- **AIM**: From the listing below, return each line that includes "name".

- **PROVIDED ENTRIES**:
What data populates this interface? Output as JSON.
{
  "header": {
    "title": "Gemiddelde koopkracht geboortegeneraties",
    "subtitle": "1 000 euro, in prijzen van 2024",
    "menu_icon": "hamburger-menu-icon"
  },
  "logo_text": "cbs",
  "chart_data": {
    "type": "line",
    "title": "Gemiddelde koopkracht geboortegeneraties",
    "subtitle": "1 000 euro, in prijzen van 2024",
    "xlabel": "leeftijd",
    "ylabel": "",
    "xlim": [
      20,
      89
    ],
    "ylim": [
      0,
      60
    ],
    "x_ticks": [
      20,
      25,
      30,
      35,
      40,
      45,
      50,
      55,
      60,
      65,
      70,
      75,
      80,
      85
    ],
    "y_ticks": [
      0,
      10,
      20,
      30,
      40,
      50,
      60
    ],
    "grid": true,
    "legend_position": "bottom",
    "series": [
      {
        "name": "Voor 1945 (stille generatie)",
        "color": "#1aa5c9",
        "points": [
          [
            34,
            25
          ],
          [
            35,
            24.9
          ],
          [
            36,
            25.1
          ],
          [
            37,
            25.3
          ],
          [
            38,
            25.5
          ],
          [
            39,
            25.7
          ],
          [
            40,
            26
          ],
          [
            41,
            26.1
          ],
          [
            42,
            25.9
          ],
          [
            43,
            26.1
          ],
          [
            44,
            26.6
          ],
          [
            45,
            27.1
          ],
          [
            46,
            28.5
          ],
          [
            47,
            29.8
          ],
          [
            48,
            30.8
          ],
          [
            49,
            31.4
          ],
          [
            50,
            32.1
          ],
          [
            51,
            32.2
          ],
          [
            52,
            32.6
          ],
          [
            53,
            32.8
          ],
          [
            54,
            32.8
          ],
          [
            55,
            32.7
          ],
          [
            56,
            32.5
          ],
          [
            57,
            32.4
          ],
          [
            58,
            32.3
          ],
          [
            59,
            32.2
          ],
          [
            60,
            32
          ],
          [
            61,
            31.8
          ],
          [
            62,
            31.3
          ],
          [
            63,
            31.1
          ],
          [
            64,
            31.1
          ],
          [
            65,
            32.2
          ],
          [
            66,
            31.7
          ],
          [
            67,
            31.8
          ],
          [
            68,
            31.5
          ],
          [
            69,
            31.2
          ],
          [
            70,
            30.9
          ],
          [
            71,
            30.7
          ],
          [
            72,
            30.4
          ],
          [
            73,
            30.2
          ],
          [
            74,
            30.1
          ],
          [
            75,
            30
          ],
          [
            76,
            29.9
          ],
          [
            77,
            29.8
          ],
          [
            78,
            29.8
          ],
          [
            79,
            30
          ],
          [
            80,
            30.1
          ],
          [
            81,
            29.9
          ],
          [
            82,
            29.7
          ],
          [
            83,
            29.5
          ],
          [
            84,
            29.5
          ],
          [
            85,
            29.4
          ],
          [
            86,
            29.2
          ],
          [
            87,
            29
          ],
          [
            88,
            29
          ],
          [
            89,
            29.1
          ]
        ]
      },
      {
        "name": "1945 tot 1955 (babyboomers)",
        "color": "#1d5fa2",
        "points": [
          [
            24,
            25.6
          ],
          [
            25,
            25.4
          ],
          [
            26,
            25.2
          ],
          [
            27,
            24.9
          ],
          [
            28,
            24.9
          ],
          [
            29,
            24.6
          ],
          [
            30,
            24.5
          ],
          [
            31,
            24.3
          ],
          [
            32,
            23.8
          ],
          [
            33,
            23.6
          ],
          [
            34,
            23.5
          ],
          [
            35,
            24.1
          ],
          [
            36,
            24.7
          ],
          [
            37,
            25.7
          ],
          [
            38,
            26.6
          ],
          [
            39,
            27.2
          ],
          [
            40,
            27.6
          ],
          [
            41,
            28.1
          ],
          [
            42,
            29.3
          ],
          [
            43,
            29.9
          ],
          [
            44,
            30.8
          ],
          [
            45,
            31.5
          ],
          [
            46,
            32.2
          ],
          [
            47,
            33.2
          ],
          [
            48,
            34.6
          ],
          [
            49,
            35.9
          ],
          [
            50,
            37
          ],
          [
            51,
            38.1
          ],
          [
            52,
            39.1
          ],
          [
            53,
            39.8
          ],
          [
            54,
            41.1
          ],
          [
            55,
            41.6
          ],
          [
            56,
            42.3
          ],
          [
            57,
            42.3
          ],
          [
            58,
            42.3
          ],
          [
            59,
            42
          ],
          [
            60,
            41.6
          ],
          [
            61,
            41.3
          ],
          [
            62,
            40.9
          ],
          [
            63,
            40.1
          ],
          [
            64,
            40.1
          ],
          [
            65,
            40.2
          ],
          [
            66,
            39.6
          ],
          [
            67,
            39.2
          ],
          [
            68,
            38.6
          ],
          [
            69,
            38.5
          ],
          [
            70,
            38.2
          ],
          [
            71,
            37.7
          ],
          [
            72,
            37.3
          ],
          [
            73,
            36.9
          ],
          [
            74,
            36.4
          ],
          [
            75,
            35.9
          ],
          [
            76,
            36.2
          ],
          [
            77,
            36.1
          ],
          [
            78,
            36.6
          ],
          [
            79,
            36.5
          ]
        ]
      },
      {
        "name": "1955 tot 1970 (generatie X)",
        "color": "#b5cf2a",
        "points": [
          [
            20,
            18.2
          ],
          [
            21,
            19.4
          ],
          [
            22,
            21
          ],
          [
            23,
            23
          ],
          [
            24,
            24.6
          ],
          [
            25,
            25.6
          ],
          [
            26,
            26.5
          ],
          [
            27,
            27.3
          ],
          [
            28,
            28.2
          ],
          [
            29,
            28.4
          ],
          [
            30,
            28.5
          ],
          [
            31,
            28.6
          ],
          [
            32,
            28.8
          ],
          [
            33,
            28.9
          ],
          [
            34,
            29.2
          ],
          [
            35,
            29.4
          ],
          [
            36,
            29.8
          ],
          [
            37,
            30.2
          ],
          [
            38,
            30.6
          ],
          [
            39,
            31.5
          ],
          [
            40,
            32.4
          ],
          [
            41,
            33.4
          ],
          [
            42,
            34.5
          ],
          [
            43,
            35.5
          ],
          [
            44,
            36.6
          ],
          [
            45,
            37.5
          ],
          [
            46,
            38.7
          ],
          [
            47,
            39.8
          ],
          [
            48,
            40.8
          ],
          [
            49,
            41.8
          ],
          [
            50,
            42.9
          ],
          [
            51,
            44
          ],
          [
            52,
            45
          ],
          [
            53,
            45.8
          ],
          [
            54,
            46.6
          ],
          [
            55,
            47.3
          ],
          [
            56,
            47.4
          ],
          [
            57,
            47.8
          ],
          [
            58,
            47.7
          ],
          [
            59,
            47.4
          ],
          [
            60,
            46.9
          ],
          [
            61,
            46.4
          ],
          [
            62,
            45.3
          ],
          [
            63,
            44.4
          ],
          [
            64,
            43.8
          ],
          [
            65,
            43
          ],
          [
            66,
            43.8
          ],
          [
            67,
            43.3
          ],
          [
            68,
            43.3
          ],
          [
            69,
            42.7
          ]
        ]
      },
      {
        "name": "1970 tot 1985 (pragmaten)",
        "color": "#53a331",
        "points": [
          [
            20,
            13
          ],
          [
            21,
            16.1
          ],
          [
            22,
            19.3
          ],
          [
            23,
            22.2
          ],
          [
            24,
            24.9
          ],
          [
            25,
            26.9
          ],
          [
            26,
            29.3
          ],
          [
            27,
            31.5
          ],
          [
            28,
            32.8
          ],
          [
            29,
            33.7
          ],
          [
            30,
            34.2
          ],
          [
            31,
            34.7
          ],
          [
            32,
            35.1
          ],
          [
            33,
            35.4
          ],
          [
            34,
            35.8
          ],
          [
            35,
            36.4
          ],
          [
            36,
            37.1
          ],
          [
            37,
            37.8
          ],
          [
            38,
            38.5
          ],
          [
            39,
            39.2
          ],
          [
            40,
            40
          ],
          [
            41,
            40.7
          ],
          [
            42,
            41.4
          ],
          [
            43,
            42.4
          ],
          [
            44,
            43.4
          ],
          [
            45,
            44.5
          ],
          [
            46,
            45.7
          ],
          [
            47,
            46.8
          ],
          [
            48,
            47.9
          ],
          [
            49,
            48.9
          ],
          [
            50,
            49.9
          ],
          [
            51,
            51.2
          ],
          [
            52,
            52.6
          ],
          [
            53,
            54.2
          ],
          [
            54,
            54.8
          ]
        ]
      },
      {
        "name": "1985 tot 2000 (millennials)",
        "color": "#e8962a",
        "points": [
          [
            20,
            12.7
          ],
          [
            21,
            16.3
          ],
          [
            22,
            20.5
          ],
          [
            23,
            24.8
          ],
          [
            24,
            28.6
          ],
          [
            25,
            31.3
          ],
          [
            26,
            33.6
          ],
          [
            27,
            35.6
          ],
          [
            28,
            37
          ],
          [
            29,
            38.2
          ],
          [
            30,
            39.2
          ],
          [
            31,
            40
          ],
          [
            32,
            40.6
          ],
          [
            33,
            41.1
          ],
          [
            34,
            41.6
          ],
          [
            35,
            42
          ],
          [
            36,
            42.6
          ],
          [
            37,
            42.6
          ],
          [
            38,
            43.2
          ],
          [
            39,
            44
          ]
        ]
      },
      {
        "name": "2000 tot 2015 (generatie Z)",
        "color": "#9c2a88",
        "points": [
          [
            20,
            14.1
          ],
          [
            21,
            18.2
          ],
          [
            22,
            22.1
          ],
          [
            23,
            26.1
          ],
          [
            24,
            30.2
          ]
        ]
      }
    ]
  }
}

- **COMPLETE ANSWER**:
        "name": "Voor 1945 (stille generatie)",
        "name": "1945 tot 1955 (babyboomers)",
        "name": "1955 tot 1970 (generatie X)",
        "name": "1970 tot 1985 (pragmaten)",
        "name": "1985 tot 2000 (millennials)",
        "name": "2000 tot 2015 (generatie Z)",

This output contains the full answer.